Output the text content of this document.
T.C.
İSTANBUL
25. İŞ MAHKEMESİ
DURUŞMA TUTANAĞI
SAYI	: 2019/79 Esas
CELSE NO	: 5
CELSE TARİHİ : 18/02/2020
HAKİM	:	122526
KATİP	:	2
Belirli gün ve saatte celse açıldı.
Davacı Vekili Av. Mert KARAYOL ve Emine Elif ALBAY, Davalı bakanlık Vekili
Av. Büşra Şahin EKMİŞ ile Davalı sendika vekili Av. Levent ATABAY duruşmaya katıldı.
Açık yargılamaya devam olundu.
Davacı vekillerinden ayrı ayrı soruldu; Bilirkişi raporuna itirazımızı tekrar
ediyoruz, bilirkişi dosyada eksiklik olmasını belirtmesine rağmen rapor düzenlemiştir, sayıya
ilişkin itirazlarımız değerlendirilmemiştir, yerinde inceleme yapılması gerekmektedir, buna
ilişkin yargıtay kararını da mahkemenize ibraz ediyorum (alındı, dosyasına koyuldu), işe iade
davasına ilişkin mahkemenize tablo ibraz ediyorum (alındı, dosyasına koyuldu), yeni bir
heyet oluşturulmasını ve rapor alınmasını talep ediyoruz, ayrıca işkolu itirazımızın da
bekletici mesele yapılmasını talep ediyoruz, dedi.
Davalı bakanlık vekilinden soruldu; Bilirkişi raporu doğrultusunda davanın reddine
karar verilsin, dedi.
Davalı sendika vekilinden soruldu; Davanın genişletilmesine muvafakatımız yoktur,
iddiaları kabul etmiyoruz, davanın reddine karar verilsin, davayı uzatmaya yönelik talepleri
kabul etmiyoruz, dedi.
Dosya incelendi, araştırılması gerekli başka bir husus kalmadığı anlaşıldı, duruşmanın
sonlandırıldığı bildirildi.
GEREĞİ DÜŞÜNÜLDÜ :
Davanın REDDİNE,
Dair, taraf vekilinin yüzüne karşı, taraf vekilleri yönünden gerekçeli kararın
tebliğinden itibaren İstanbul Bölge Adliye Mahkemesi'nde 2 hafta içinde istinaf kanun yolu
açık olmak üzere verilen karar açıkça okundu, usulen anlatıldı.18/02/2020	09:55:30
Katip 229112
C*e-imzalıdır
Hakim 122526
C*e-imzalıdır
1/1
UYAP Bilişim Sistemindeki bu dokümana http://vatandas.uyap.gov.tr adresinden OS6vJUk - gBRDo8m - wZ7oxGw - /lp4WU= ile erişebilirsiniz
□ □ □ □ □ □ □
Short exercise >>
Print the records once more, exactly as they were given.

Response for this exercise >>
Output the text content of this document.
T.C.
İSTANBUL
25. İŞ MAHKEMESİ
DURUŞMA TUTANAĞI
SAYI	: 2019/79 Esas
CELSE NO	: 5
CELSE TARİHİ : 18/02/2020
HAKİM	:	122526
KATİP	:	2
Belirli gün ve saatte celse açıldı.
Davacı Vekili Av. Mert KARAYOL ve Emine Elif ALBAY, Davalı bakanlık Vekili
Av. Büşra Şahin EKMİŞ ile Davalı sendika vekili Av. Levent ATABAY duruşmaya katıldı.
Açık yargılamaya devam olundu.
Davacı vekillerinden ayrı ayrı soruldu; Bilirkişi raporuna itirazımızı tekrar
ediyoruz, bilirkişi dosyada eksiklik olmasını belirtmesine rağmen rapor düzenlemiştir, sayıya
ilişkin itirazlarımız değerlendirilmemiştir, yerinde inceleme yapılması gerekmektedir, buna
ilişkin yargıtay kararını da mahkemenize ibraz ediyorum (alındı, dosyasına koyuldu), işe iade
davasına ilişkin mahkemenize tablo ibraz ediyorum (alındı, dosyasına koyuldu), yeni bir
heyet oluşturulmasını ve rapor alınmasını talep ediyoruz, ayrıca işkolu itirazımızın da
bekletici mesele yapılmasını talep ediyoruz, dedi.
Davalı bakanlık vekilinden soruldu; Bilirkişi raporu doğrultusunda davanın reddine
karar verilsin, dedi.
Davalı sendika vekilinden soruldu; Davanın genişletilmesine muvafakatımız yoktur,
iddiaları kabul etmiyoruz, davanın reddine karar verilsin, davayı uzatmaya yönelik talepleri
kabul etmiyoruz, dedi.
Dosya incelendi, araştırılması gerekli başka bir husus kalmadığı anlaşıldı, duruşmanın
sonlandırıldığı bildirildi.
GEREĞİ DÜŞÜNÜLDÜ :
Davanın REDDİNE,
Dair, taraf vekilinin yüzüne karşı, taraf vekilleri yönünden gerekçeli kararın
tebliğinden itibaren İstanbul Bölge Adliye Mahkemesi'nde 2 hafta içinde istinaf kanun yolu
açık olmak üzere verilen karar açıkça okundu, usulen anlatıldı.18/02/2020	09:55:30
Katip 229112
C*e-imzalıdır
Hakim 122526
C*e-imzalıdır
1/1
UYAP Bilişim Sistemindeki bu dokümana http://vatandas.uyap.gov.tr adresinden OS6vJUk - gBRDo8m - wZ7oxGw - /lp4WU= ile erişebilirsiniz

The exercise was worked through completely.